• **What you will do**:
A - In the excerpt on Part 36 costs, answer each of these, one per line:
(i) Which case did Jackson LJ cite for the point that a claimant's deliberate exaggeration may not always justify depriving him of part of his costs?
(ii) In the quoted passage from Ward LJ, which Part trumps which?
(iii) When the Court decides what costs order to make under 36.14, what is its only discretion?
B - Can you pick up the excerpt on Part 36 costs after its final sentence and carry it on?

• **Text block**:
----------

28. In Fox v Foundation Piling  EWCA Civ 790  6 Costs LR 961, Jackson LJ said, in a judgment with which the other members of the Court agreed:
“48. In a personal injury action the fact that the claimant has won on some issues and lost on other issues along the way is not normally a reason for depriving the claimant of part of his costs: see Goodwin v Bennett UK Limited  EWCA Civ 1658. For example, the claimant may succeed on some of the pleaded particulars of negligence, but not on others. Indeed the fact that the claimant has deliberately exaggerated his claim may in certain instances not be a good reason for depriving him of part of his costs: see Morgan v UPS  EWCA Civ 1476. …”
29. I see nothing in this case to take it out of the ordinary or to justify the Claimant being deprived of part of her costs.
The claimant can be regarded as fortunate in this approach by the Court of Appeal: because unlike a typical personal injury claim where 10 particulars of negligence are pleaded and only 1 succeeds, but the costs incurred are the same whether 1 or 10 particulars are made out, this was a case where the trial judge had been able to isolate particular elements of costs attributable to the case that failed.
Dealing with the claimant’s costs post the effective date, an interesting point of construction arose:
36. These differences in my judgment require this Court to consider the meaning and effect of Part 36.14 untrammelled by the decision in Kastor. My view as to the meaning of Part 36.14 is supported by the substantial line of authority to the effect that Part 36 is now a self-contained code, see, e.g., Ward LJ in Shovelar v Lane  EWCA Civ 802  1 WLR 637 at paragraph 52:
“52. … Part 36 is a separate, self-contained code. It must be applied as such. If the offer is one to which the costs consequences under Part 36 apply, then it cannot be taken into account under Part 44 because, although CPR 44.3(4)(c) requires the court to have regard to “any payment into court or admissible offer to settle”, those words are qualified by the words which follow namely ‘which is not an offer to which
costs consequences under Part 36 apply’. Part 36 trumps Part 44.”
37. In deciding what costs order to make under 36.14, the Court does not first exercise its discretion under Part 44. Its only discretion is that conferred by Part 36 itself. The alternative construction requires the Court first to exercise its discretion under Part 44, on the basis of all the circumstances of the case, and then to exercise its discretion under Part 36, again having regard to all the circumstances of the case. This makes no sense.

----------

• **Extracted records**:
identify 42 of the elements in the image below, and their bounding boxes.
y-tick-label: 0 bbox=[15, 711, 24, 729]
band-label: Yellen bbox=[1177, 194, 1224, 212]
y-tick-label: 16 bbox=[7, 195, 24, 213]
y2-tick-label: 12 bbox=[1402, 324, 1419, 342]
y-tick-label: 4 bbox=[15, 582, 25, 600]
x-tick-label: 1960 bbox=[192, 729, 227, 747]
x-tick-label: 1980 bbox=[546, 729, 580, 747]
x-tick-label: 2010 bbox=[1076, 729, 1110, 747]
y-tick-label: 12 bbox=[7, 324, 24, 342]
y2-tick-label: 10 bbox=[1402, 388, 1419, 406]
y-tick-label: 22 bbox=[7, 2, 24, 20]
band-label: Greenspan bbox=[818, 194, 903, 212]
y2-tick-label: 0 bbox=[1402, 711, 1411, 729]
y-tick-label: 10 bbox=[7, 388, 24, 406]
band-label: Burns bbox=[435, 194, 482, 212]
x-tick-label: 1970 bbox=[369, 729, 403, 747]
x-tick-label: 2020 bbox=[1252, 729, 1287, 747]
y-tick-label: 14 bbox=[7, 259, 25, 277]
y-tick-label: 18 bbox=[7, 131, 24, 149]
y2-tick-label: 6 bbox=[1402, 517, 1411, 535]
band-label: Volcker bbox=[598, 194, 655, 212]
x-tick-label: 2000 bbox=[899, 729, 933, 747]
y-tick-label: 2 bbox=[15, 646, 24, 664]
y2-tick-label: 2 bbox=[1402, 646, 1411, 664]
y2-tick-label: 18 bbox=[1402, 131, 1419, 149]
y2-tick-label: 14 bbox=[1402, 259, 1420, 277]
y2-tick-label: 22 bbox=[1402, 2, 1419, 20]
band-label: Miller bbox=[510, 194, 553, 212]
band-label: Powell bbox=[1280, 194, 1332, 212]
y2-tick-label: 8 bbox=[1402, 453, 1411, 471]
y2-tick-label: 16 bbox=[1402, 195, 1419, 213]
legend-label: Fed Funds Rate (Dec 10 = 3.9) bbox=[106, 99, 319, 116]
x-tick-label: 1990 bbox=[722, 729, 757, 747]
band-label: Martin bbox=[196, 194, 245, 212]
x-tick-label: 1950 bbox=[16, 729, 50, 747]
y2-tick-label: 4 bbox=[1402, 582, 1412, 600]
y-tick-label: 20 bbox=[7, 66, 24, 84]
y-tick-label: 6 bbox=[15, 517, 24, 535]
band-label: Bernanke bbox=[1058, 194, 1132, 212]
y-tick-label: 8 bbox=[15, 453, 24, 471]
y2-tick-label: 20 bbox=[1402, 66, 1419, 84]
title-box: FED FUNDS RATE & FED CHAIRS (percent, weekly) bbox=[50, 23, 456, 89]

----------

• **Answers per task**:
A -
(i) Morgan v UPS.
(ii) Part 36 trumps Part 44.
(iii) The discretion conferred by Part 36 itself.

B -
38. It follows from the above, and in particular that Part 36 is a self-contained code, that the discretion under 36.14 relates not only to the basis of assessment of costs, but also to the determination of what costs are to be assessed. I agree with the Judge that Part 36 does not preclude the making of an issue-based or proportionate costs order. However, a successful claimant is to be deprived of all or part of her costs only if the court considers that would be unjust for her to be awarded all or that part of her costs. That decision falls to be made having regard to “all the circumstances of the case”. In exercising its discretion, the Court must take into account that the unsuccessful defendant could have avoided the costs of the trial if it had accepted the claimant’s Part 36 offer, as it could and should have done. The principles were aptly summarised by Briggs J (as he then was) in Smith v Trafford Housing Trust  EWHC 3320
“13. … For present purposes, the principles which I derive from the authorities are as follows:
a) The question is not whether it was reasonable for the claimant to refuse the offer. Rather, the question is whether, having regard to all the circumstances and looking at the matter as it affects both parties, an order that the claimant should pay the costs would be unjust: see Matthews v Metal Improvements Co. Inc  EWCA Civ 215, per Stanley Burnton J (sitting as an additional judge of the Court of Appeal) at paragraph 32.
b) Each case will turn on its own circumstances, but the court should be trying to assess “who in reality is the unsuccessful party and who has been responsible for the fact that costs have been incurred which should not have been.” : see Factortame v Secretary of State  EWCA Civ 22, per Walker LJ at paragraph 27.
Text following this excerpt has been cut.